**WORK TO COMPLETE**
Pull each line holding "color" out of the entries below.

**Data entries for graphics**
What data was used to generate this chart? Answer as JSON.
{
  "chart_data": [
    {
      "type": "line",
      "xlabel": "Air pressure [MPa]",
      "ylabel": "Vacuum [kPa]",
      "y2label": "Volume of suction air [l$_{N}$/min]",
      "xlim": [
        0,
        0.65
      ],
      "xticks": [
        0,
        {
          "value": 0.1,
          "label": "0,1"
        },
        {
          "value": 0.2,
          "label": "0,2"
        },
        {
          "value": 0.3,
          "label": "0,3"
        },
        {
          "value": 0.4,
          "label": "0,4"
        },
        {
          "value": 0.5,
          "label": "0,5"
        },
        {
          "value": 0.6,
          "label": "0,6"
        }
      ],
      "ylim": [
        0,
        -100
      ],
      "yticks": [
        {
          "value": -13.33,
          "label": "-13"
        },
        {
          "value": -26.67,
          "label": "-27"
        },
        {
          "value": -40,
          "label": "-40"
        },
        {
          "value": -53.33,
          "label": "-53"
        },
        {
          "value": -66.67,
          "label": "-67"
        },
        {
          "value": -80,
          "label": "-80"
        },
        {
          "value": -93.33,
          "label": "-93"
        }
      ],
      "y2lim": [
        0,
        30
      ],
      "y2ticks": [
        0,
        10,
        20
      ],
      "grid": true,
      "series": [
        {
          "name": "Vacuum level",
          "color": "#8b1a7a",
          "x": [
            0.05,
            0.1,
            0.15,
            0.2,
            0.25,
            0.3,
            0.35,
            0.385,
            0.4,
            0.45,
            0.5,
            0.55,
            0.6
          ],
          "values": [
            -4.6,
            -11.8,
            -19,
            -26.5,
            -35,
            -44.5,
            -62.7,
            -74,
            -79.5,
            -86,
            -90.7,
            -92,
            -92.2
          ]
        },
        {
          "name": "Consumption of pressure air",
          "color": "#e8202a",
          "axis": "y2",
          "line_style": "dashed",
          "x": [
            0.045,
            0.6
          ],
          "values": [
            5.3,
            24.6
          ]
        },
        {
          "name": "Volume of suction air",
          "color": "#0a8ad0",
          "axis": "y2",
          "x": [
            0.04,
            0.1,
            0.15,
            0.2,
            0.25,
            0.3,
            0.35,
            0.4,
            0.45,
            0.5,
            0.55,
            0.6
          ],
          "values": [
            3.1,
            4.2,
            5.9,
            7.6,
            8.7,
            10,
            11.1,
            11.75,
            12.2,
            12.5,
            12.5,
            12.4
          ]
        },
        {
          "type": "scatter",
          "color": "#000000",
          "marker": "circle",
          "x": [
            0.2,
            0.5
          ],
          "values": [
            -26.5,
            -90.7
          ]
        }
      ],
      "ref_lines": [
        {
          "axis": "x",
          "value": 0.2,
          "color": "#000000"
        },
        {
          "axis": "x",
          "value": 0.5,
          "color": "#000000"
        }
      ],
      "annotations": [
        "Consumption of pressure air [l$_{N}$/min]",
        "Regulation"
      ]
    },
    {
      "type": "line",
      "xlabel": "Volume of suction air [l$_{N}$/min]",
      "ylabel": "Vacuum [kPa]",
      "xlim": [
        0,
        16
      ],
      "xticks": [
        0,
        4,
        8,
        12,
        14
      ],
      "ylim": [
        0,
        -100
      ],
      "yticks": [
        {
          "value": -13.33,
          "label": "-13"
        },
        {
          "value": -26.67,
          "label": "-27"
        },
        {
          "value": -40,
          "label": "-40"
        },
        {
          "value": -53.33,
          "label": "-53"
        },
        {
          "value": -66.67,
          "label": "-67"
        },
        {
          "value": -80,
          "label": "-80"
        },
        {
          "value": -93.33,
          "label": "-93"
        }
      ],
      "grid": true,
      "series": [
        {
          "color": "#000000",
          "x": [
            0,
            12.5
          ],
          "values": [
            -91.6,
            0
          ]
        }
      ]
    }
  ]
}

**FINISHED EXERCISE**
          "color": "#8b1a7a",
          "color": "#e8202a",
          "color": "#0a8ad0",
          "color": "#000000",
          "color": "#000000"
          "color": "#000000"
          "color": "#000000",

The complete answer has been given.